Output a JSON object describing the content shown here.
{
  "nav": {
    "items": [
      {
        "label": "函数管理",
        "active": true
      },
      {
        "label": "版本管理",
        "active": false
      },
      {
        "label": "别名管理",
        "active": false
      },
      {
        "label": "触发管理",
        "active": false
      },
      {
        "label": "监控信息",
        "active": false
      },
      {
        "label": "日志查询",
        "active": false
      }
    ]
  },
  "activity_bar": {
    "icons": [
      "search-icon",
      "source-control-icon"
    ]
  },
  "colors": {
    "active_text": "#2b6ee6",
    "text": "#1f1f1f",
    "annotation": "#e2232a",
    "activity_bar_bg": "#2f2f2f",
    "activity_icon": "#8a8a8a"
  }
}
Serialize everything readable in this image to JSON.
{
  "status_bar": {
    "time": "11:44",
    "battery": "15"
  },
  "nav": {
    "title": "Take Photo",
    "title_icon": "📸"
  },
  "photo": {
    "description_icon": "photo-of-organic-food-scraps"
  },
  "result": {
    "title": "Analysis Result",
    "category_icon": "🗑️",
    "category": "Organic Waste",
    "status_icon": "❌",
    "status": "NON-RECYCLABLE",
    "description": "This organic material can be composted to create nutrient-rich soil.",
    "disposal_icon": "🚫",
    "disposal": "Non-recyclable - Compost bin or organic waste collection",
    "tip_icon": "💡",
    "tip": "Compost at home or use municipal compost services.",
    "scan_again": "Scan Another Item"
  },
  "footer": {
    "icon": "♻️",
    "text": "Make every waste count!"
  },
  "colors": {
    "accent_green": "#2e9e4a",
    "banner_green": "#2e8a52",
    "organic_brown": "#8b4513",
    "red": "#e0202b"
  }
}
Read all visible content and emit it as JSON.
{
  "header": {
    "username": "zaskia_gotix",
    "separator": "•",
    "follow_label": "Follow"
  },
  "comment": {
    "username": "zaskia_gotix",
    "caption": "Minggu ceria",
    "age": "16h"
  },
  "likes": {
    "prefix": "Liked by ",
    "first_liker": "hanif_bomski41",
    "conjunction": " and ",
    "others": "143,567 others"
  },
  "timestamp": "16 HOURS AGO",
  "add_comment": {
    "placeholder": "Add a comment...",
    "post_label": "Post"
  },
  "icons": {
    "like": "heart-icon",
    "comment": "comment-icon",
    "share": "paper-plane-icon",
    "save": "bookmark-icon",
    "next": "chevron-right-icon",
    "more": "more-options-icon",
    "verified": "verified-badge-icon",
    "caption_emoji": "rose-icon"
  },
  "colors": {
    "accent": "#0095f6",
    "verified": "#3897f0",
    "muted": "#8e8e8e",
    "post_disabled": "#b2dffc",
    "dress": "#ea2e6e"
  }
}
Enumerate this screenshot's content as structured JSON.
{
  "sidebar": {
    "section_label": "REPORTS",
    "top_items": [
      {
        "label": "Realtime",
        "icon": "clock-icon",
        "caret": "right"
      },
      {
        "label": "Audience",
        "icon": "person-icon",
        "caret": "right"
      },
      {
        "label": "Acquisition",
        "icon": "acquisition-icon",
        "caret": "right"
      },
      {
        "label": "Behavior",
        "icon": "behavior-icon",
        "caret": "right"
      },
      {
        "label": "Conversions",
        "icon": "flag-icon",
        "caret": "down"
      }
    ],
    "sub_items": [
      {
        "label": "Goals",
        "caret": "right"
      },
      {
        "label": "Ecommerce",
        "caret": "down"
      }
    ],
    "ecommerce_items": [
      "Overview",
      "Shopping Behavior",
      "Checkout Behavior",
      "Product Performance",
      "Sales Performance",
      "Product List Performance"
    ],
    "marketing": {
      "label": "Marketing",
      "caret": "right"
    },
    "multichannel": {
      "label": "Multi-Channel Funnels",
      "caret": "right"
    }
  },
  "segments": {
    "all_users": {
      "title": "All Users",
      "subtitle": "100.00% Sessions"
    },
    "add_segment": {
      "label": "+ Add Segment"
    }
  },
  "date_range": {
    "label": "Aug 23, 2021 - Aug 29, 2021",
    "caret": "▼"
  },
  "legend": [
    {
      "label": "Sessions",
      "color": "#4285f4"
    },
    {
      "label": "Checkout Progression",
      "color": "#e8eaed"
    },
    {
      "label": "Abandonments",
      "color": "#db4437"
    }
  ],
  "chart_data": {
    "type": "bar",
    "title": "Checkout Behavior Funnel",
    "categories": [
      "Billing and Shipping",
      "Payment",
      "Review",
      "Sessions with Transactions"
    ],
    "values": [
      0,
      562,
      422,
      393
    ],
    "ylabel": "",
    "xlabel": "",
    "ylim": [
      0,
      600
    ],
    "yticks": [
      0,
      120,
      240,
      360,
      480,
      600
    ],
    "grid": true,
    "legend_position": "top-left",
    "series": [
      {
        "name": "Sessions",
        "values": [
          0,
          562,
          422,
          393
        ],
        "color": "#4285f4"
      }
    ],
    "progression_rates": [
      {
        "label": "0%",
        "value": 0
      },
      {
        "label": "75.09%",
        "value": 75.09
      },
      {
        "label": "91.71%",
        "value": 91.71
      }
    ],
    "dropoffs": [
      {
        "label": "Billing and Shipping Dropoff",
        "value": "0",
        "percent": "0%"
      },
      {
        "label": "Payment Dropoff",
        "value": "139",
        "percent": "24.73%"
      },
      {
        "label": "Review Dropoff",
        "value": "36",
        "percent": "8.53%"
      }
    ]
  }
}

_What to produce_
Would you give the material above again, complete and exact?

_Written response_
Output a JSON object describing the content shown here.
{
  "nav": {
    "items": [
      {
        "label": "函数管理",
        "active": true
      },
      {
        "label": "版本管理",
        "active": false
      },
      {
        "label": "别名管理",
        "active": false
      },
      {
        "label": "触发管理",
        "active": false
      },
      {
        "label": "监控信息",
        "active": false
      },
      {
        "label": "日志查询",
        "active": false
      }
    ]
  },
  "activity_bar": {
    "icons": [
      "search-icon",
      "source-control-icon"
    ]
  },
  "colors": {
    "active_text": "#2b6ee6",
    "text": "#1f1f1f",
    "annotation": "#e2232a",
    "activity_bar_bg": "#2f2f2f",
    "activity_icon": "#8a8a8a"
  }
}
Serialize everything readable in this image to JSON.
{
  "status_bar": {
    "time": "11:44",
    "battery": "15"
  },
  "nav": {
    "title": "Take Photo",
    "title_icon": "📸"
  },
  "photo": {
    "description_icon": "photo-of-organic-food-scraps"
  },
  "result": {
    "title": "Analysis Result",
    "category_icon": "🗑️",
    "category": "Organic Waste",
    "status_icon": "❌",
    "status": "NON-RECYCLABLE",
    "description": "This organic material can be composted to create nutrient-rich soil.",
    "disposal_icon": "🚫",
    "disposal": "Non-recyclable - Compost bin or organic waste collection",
    "tip_icon": "💡",
    "tip": "Compost at home or use municipal compost services.",
    "scan_again": "Scan Another Item"
  },
  "footer": {
    "icon": "♻️",
    "text": "Make every waste count!"
  },
  "colors": {
    "accent_green": "#2e9e4a",
    "banner_green": "#2e8a52",
    "organic_brown": "#8b4513",
    "red": "#e0202b"
  }
}
Read all visible content and emit it as JSON.
{
  "header": {
    "username": "zaskia_gotix",
    "separator": "•",
    "follow_label": "Follow"
  },
  "comment": {
    "username": "zaskia_gotix",
    "caption": "Minggu ceria",
    "age": "16h"
  },
  "likes": {
    "prefix": "Liked by ",
    "first_liker": "hanif_bomski41",
    "conjunction": " and ",
    "others": "143,567 others"
  },
  "timestamp": "16 HOURS AGO",
  "add_comment": {
    "placeholder": "Add a comment...",
    "post_label": "Post"
  },
  "icons": {
    "like": "heart-icon",
    "comment": "comment-icon",
    "share": "paper-plane-icon",
    "save": "bookmark-icon",
    "next": "chevron-right-icon",
    "more": "more-options-icon",
    "verified": "verified-badge-icon",
    "caption_emoji": "rose-icon"
  },
  "colors": {
    "accent": "#0095f6",
    "verified": "#3897f0",
    "muted": "#8e8e8e",
    "post_disabled": "#b2dffc",
    "dress": "#ea2e6e"
  }
}
Enumerate this screenshot's content as structured JSON.
{
  "sidebar": {
    "section_label": "REPORTS",
    "top_items": [
      {
        "label": "Realtime",
        "icon": "clock-icon",
        "caret": "right"
      },
      {
        "label": "Audience",
        "icon": "person-icon",
        "caret": "right"
      },
      {
        "label": "Acquisition",
        "icon": "acquisition-icon",
        "caret": "right"
      },
      {
        "label": "Behavior",
        "icon": "behavior-icon",
        "caret": "right"
      },
      {
        "label": "Conversions",
        "icon": "flag-icon",
        "caret": "down"
      }
    ],
    "sub_items": [
      {
        "label": "Goals",
        "caret": "right"
      },
      {
        "label": "Ecommerce",
        "caret": "down"
      }
    ],
    "ecommerce_items": [
      "Overview",
      "Shopping Behavior",
      "Checkout Behavior",
      "Product Performance",
      "Sales Performance",
      "Product List Performance"
    ],
    "marketing": {
      "label": "Marketing",
      "caret": "right"
    },
    "multichannel": {
      "label": "Multi-Channel Funnels",
      "caret": "right"
    }
  },
  "segments": {
    "all_users": {
      "title": "All Users",
      "subtitle": "100.00% Sessions"
    },
    "add_segment": {
      "label": "+ Add Segment"
    }
  },
  "date_range": {
    "label": "Aug 23, 2021 - Aug 29, 2021",
    "caret": "▼"
  },
  "legend": [
    {
      "label": "Sessions",
      "color": "#4285f4"
    },
    {
      "label": "Checkout Progression",
      "color": "#e8eaed"
    },
    {
      "label": "Abandonments",
      "color": "#db4437"
    }
  ],
  "chart_data": {
    "type": "bar",
    "title": "Checkout Behavior Funnel",
    "categories": [
      "Billing and Shipping",
      "Payment",
      "Review",
      "Sessions with Transactions"
    ],
    "values": [
      0,
      562,
      422,
      393
    ],
    "ylabel": "",
    "xlabel": "",
    "ylim": [
      0,
      600
    ],
    "yticks": [
      0,
      120,
      240,
      360,
      480,
      600
    ],
    "grid": true,
    "legend_position": "top-left",
    "series": [
      {
        "name": "Sessions",
        "values": [
          0,
          562,
          422,
          393
        ],
        "color": "#4285f4"
      }
    ],
    "progression_rates": [
      {
        "label": "0%",
        "value": 0
      },
      {
        "label": "75.09%",
        "value": 75.09
      },
      {
        "label": "91.71%",
        "value": 91.71
      }
    ],
    "dropoffs": [
      {
        "label": "Billing and Shipping Dropoff",
        "value": "0",
        "percent": "0%"
      },
      {
        "label": "Payment Dropoff",
        "value": "139",
        "percent": "24.73%"
      },
      {
        "label": "Review Dropoff",
        "value": "36",
        "percent": "8.53%"
      }
    ]
  }
}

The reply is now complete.